Exercise task:
Copy the lines below as they are; omit the images they contain.
** START Provided entries **
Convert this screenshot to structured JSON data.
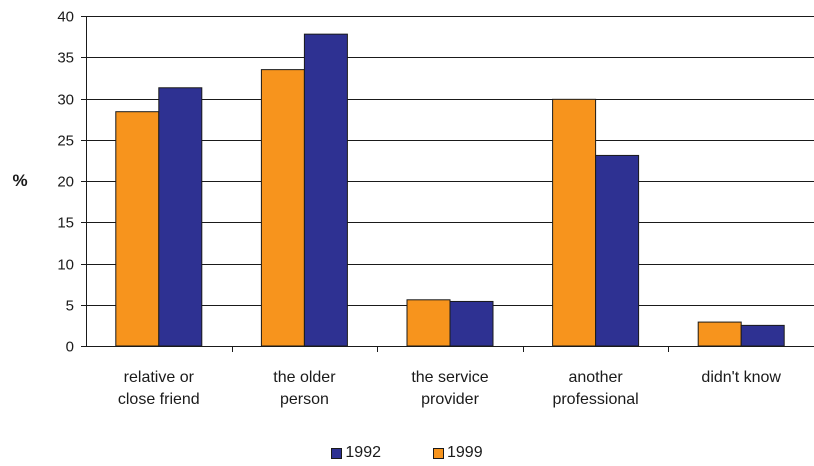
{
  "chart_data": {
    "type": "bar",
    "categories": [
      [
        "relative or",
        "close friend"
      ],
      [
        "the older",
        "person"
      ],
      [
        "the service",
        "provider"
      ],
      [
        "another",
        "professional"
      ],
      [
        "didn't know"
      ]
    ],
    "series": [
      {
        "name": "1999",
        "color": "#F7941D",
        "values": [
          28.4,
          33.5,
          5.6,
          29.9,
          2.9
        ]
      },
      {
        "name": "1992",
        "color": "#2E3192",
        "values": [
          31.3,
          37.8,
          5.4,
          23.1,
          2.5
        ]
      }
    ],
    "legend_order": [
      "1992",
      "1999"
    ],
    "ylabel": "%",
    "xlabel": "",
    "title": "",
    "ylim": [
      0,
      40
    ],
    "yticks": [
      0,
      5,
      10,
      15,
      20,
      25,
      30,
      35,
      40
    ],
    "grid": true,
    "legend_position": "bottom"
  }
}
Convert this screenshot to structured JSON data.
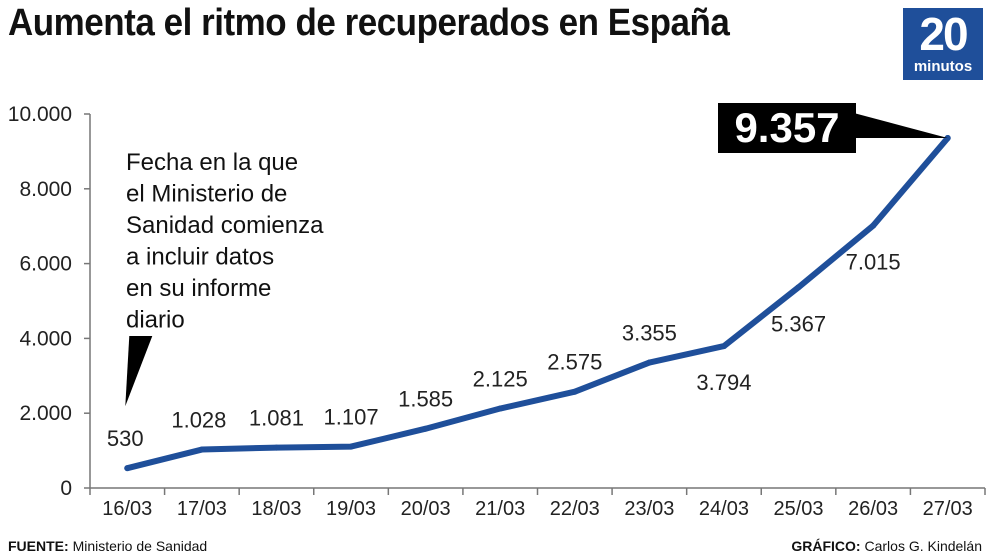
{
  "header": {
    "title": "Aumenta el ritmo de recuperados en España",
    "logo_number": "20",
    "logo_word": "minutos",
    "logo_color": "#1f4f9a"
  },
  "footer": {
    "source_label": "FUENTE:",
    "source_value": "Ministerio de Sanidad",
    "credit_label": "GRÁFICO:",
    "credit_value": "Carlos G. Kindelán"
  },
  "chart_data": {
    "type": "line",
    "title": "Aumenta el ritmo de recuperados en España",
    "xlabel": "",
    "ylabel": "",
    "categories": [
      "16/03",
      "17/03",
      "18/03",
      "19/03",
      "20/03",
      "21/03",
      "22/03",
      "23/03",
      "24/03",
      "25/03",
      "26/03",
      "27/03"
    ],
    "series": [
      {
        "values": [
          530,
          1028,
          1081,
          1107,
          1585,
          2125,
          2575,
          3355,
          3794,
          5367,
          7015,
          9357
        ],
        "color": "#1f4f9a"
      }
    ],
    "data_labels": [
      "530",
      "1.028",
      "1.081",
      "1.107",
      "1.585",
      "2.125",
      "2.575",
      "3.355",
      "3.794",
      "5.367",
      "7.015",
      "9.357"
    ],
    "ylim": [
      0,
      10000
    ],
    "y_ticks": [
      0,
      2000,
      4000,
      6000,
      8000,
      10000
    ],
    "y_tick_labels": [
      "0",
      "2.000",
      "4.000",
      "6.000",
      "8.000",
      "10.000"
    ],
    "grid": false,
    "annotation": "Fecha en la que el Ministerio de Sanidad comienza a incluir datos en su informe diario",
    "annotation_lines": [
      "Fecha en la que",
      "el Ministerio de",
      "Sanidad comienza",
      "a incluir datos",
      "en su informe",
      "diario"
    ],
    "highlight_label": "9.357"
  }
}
** END Provided entries **
Answer in full:
Convert this screenshot to structured JSON data.
{
  "chart_data": {
    "type": "bar",
    "categories": [
      [
        "relative or",
        "close friend"
      ],
      [
        "the older",
        "person"
      ],
      [
        "the service",
        "provider"
      ],
      [
        "another",
        "professional"
      ],
      [
        "didn't know"
      ]
    ],
    "series": [
      {
        "name": "1999",
        "color": "#F7941D",
        "values": [
          28.4,
          33.5,
          5.6,
          29.9,
          2.9
        ]
      },
      {
        "name": "1992",
        "color": "#2E3192",
        "values": [
          31.3,
          37.8,
          5.4,
          23.1,
          2.5
        ]
      }
    ],
    "legend_order": [
      "1992",
      "1999"
    ],
    "ylabel": "%",
    "xlabel": "",
    "title": "",
    "ylim": [
      0,
      40
    ],
    "yticks": [
      0,
      5,
      10,
      15,
      20,
      25,
      30,
      35,
      40
    ],
    "grid": true,
    "legend_position": "bottom"
  }
}
Convert this screenshot to structured JSON data.
{
  "header": {
    "title": "Aumenta el ritmo de recuperados en España",
    "logo_number": "20",
    "logo_word": "minutos",
    "logo_color": "#1f4f9a"
  },
  "footer": {
    "source_label": "FUENTE:",
    "source_value": "Ministerio de Sanidad",
    "credit_label": "GRÁFICO:",
    "credit_value": "Carlos G. Kindelán"
  },
  "chart_data": {
    "type": "line",
    "title": "Aumenta el ritmo de recuperados en España",
    "xlabel": "",
    "ylabel": "",
    "categories": [
      "16/03",
      "17/03",
      "18/03",
      "19/03",
      "20/03",
      "21/03",
      "22/03",
      "23/03",
      "24/03",
      "25/03",
      "26/03",
      "27/03"
    ],
    "series": [
      {
        "values": [
          530,
          1028,
          1081,
          1107,
          1585,
          2125,
          2575,
          3355,
          3794,
          5367,
          7015,
          9357
        ],
        "color": "#1f4f9a"
      }
    ],
    "data_labels": [
      "530",
      "1.028",
      "1.081",
      "1.107",
      "1.585",
      "2.125",
      "2.575",
      "3.355",
      "3.794",
      "5.367",
      "7.015",
      "9.357"
    ],
    "ylim": [
      0,
      10000
    ],
    "y_ticks": [
      0,
      2000,
      4000,
      6000,
      8000,
      10000
    ],
    "y_tick_labels": [
      "0",
      "2.000",
      "4.000",
      "6.000",
      "8.000",
      "10.000"
    ],
    "grid": false,
    "annotation": "Fecha en la que el Ministerio de Sanidad comienza a incluir datos en su informe diario",
    "annotation_lines": [
      "Fecha en la que",
      "el Ministerio de",
      "Sanidad comienza",
      "a incluir datos",
      "en su informe",
      "diario"
    ],
    "highlight_label": "9.357"
  }
}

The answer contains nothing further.